What the task asks » Set down every entry again word for word, please, but skip the pictures.

___

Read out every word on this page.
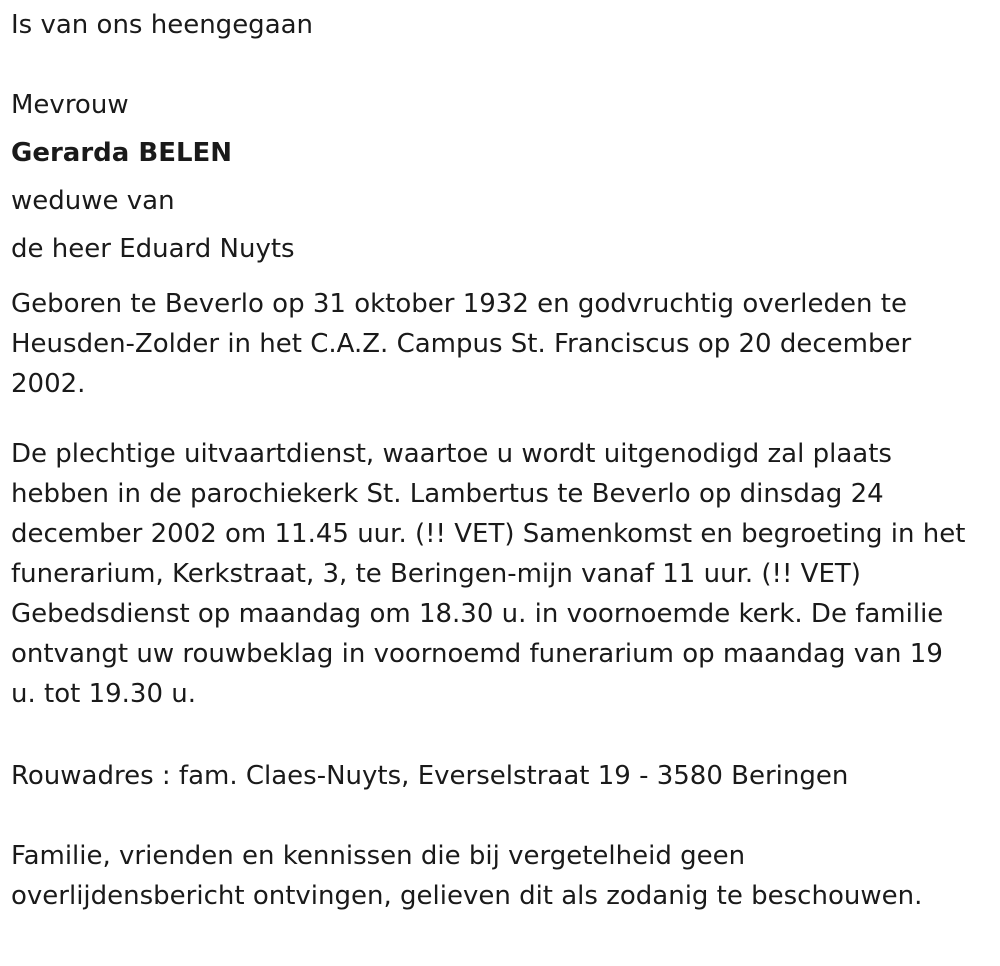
Is van ons heengegaan

Mevrouw

Gerarda BELEN

weduwe van

de heer Eduard Nuyts

Geboren te Beverlo op 31 oktober 1932 en godvruchtig overleden te
Heusden-Zolder in het C.A.Z. Campus St. Franciscus op 20 december
2002.
De plechtige uitvaartdienst, waartoe u wordt uitgenodigd zal plaats
hebben in de parochiekerk St. Lambertus te Beverlo op dinsdag 24
december 2002 om 11.45 uur. (!! VET) Samenkomst en begroeting in het
funerarium, Kerkstraat, 3, te Beringen-mijn vanaf 11 uur. (!! VET)
Gebedsdienst op maandag om 18.30 u. in voornoemde kerk. De familie
ontvangt uw rouwbeklag in voornoemd funerarium op maandag van 19
u. tot 19.30 u.
Rouwadres : fam. Claes-Nuyts, Everselstraat 19 - 3580 Beringen
Familie, vrienden en kennissen die bij vergetelheid geen
overlijdensbericht ontvingen, gelieven dit als zodanig te beschouwen.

___

Task output »
Read out every word on this page.
Is van ons heengegaan

Mevrouw

Gerarda BELEN

weduwe van

de heer Eduard Nuyts

Geboren te Beverlo op 31 oktober 1932 en godvruchtig overleden te
Heusden-Zolder in het C.A.Z. Campus St. Franciscus op 20 december
2002.
De plechtige uitvaartdienst, waartoe u wordt uitgenodigd zal plaats
hebben in de parochiekerk St. Lambertus te Beverlo op dinsdag 24
december 2002 om 11.45 uur. (!! VET) Samenkomst en begroeting in het
funerarium, Kerkstraat, 3, te Beringen-mijn vanaf 11 uur. (!! VET)
Gebedsdienst op maandag om 18.30 u. in voornoemde kerk. De familie
ontvangt uw rouwbeklag in voornoemd funerarium op maandag van 19
u. tot 19.30 u.
Rouwadres : fam. Claes-Nuyts, Everselstraat 19 - 3580 Beringen
Familie, vrienden en kennissen die bij vergetelheid geen
overlijdensbericht ontvingen, gelieven dit als zodanig te beschouwen.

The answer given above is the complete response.